>> Begin Entries supplied

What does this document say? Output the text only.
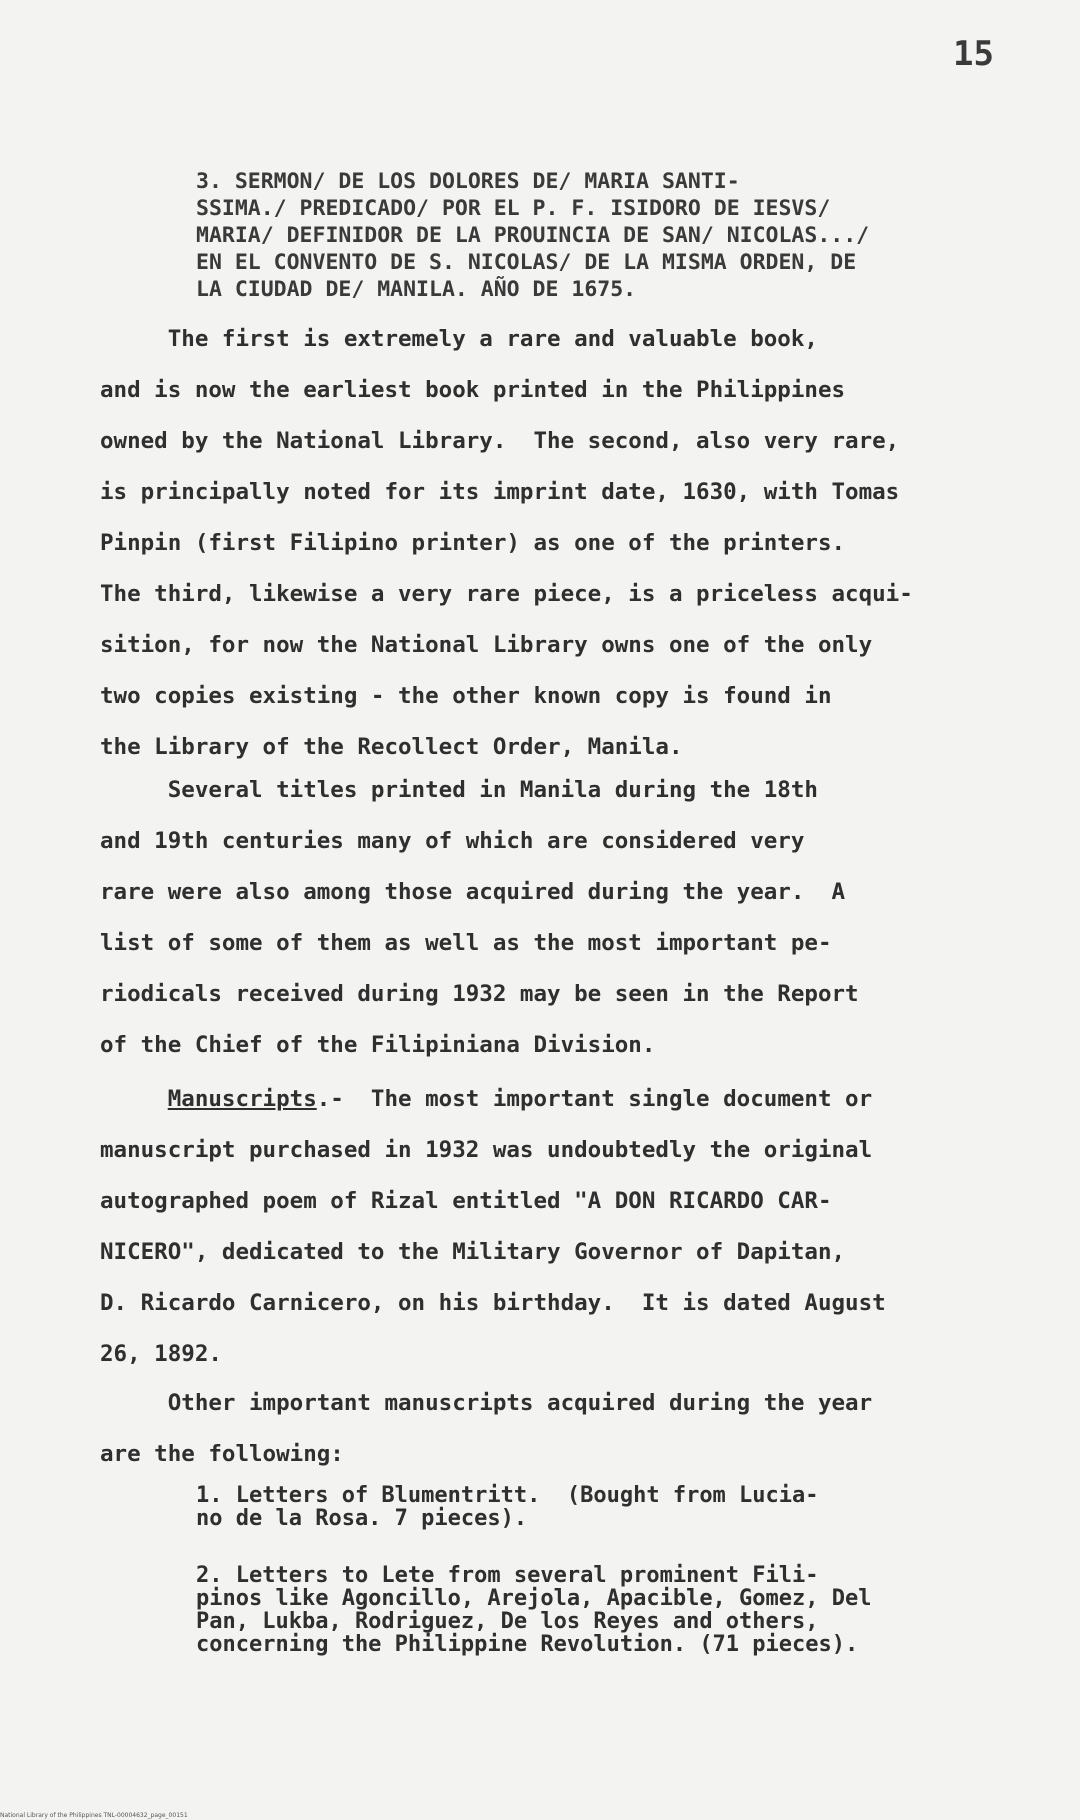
15
3. SERMON/ DE LOS DOLORES DE/ MARIA SANTI-
SSIMA./ PREDICADO/ POR EL P. F. ISIDORO DE IESVS/
MARIA/ DEFINIDOR DE LA PROUINCIA DE SAN/ NICOLAS.../
EN EL CONVENTO DE S. NICOLAS/ DE LA MISMA ORDEN, DE
LA CIUDAD DE/ MANILA. AÑO DE 1675.
The first is extremely a rare and valuable book,
and is now the earliest book printed in the Philippines
owned by the National Library.  The second, also very rare,
is principally noted for its imprint date, 1630, with Tomas
Pinpin (first Filipino printer) as one of the printers.
The third, likewise a very rare piece, is a priceless acqui-
sition, for now the National Library owns one of the only
two copies existing - the other known copy is found in
the Library of the Recollect Order, Manila.
Several titles printed in Manila during the 18th
and 19th centuries many of which are considered very
rare were also among those acquired during the year.  A
list of some of them as well as the most important pe-
riodicals received during 1932 may be seen in the Report
of the Chief of the Filipiniana Division.
Manuscripts.-  The most important single document or
manuscript purchased in 1932 was undoubtedly the original
autographed poem of Rizal entitled "A DON RICARDO CAR-
NICERO", dedicated to the Military Governor of Dapitan,
D. Ricardo Carnicero, on his birthday.  It is dated August
26, 1892.
Other important manuscripts acquired during the year
are the following:
1. Letters of Blumentritt.  (Bought from Lucia-
no de la Rosa. 7 pieces).
2. Letters to Lete from several prominent Fili-
pinos like Agoncillo, Arejola, Apacible, Gomez, Del
Pan, Lukba, Rodriguez, De los Reyes and others,
concerning the Philippine Revolution. (71 pieces).
National Library of the Philippines TNL-00004632_page_00151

>> End Entries supplied

» **What the exercise asks**
Repeat the records above exactly, omitting every picture.

» **Task response**
What does this document say? Output the text only.
15
3. SERMON/ DE LOS DOLORES DE/ MARIA SANTI-
SSIMA./ PREDICADO/ POR EL P. F. ISIDORO DE IESVS/
MARIA/ DEFINIDOR DE LA PROUINCIA DE SAN/ NICOLAS.../
EN EL CONVENTO DE S. NICOLAS/ DE LA MISMA ORDEN, DE
LA CIUDAD DE/ MANILA. AÑO DE 1675.
The first is extremely a rare and valuable book,
and is now the earliest book printed in the Philippines
owned by the National Library.  The second, also very rare,
is principally noted for its imprint date, 1630, with Tomas
Pinpin (first Filipino printer) as one of the printers.
The third, likewise a very rare piece, is a priceless acqui-
sition, for now the National Library owns one of the only
two copies existing - the other known copy is found in
the Library of the Recollect Order, Manila.
Several titles printed in Manila during the 18th
and 19th centuries many of which are considered very
rare were also among those acquired during the year.  A
list of some of them as well as the most important pe-
riodicals received during 1932 may be seen in the Report
of the Chief of the Filipiniana Division.
Manuscripts.-  The most important single document or
manuscript purchased in 1932 was undoubtedly the original
autographed poem of Rizal entitled "A DON RICARDO CAR-
NICERO", dedicated to the Military Governor of Dapitan,
D. Ricardo Carnicero, on his birthday.  It is dated August
26, 1892.
Other important manuscripts acquired during the year
are the following:
1. Letters of Blumentritt.  (Bought from Lucia-
no de la Rosa. 7 pieces).
2. Letters to Lete from several prominent Fili-
pinos like Agoncillo, Arejola, Apacible, Gomez, Del
Pan, Lukba, Rodriguez, De los Reyes and others,
concerning the Philippine Revolution. (71 pieces).
National Library of the Philippines TNL-00004632_page_00151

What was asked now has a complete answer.